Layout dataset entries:
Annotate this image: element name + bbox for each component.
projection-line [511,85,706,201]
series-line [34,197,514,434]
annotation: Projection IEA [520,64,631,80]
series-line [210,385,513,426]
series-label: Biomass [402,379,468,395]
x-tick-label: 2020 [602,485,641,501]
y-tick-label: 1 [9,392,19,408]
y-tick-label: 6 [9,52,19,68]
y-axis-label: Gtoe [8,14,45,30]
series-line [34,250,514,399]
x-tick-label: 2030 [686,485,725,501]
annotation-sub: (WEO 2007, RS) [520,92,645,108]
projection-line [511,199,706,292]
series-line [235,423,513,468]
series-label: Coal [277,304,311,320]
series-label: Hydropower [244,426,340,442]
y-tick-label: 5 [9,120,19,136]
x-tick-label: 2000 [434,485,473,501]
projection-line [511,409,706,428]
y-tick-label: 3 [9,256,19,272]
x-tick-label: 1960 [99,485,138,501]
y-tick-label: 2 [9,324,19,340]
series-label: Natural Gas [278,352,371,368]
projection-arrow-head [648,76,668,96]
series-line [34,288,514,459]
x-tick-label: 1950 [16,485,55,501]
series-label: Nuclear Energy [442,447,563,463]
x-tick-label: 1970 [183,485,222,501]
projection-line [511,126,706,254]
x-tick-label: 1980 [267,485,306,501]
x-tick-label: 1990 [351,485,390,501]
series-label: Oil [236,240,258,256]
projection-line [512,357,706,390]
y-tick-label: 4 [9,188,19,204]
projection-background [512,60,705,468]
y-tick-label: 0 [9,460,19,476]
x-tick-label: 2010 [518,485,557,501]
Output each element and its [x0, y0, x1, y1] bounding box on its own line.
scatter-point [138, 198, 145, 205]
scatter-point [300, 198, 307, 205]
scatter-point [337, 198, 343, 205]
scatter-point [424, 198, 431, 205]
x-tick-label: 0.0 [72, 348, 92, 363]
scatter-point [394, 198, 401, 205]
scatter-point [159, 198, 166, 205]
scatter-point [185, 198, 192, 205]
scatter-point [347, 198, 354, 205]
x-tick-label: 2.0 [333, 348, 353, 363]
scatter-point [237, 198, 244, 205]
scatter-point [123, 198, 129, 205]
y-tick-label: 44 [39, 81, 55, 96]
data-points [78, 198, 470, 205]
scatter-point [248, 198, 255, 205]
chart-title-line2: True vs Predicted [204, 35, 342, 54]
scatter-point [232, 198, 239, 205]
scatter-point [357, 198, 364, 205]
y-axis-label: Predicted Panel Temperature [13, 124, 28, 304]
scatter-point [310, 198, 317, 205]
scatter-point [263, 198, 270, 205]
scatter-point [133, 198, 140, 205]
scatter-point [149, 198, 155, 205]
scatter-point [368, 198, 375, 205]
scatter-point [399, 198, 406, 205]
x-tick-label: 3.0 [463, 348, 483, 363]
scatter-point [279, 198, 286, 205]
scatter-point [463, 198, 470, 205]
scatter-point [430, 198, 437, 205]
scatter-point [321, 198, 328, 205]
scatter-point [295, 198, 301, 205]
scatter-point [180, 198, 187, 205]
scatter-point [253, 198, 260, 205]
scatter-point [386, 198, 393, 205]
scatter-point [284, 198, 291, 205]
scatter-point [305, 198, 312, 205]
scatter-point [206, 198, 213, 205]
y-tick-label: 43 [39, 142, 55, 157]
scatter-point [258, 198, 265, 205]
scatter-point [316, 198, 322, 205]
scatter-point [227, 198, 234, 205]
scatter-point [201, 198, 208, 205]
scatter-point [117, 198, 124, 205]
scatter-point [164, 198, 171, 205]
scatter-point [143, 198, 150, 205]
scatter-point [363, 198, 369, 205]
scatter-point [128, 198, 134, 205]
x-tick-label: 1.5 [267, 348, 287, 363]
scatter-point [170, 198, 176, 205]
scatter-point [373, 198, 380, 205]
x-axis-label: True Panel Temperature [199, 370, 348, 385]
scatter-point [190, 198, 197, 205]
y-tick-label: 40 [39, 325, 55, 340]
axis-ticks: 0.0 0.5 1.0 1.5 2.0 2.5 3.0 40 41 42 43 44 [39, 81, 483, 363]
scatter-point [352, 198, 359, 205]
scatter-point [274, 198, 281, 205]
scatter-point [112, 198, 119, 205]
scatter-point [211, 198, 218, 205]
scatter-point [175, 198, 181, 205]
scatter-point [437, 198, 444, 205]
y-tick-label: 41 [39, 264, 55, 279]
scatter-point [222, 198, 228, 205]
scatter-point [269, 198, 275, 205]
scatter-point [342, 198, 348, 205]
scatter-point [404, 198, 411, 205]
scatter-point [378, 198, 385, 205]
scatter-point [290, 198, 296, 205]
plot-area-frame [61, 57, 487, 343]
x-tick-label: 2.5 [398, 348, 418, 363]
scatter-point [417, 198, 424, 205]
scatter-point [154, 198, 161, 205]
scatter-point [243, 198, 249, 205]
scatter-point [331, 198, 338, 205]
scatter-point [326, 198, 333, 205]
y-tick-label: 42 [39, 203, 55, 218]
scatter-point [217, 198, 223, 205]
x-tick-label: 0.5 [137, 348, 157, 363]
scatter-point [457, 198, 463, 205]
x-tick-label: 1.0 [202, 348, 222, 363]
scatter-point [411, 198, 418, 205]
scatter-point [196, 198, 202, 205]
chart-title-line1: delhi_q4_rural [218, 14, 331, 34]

What you will do:
Copy out the data above word for word, from its first line through the line containing "x-tick-label: 2020 [602,485,641,501]", including that line.

Complete answer:
Annotate this image: element name + bbox for each component.
projection-line [511,85,706,201]
series-line [34,197,514,434]
annotation: Projection IEA [520,64,631,80]
series-line [210,385,513,426]
series-label: Biomass [402,379,468,395]
x-tick-label: 2020 [602,485,641,501]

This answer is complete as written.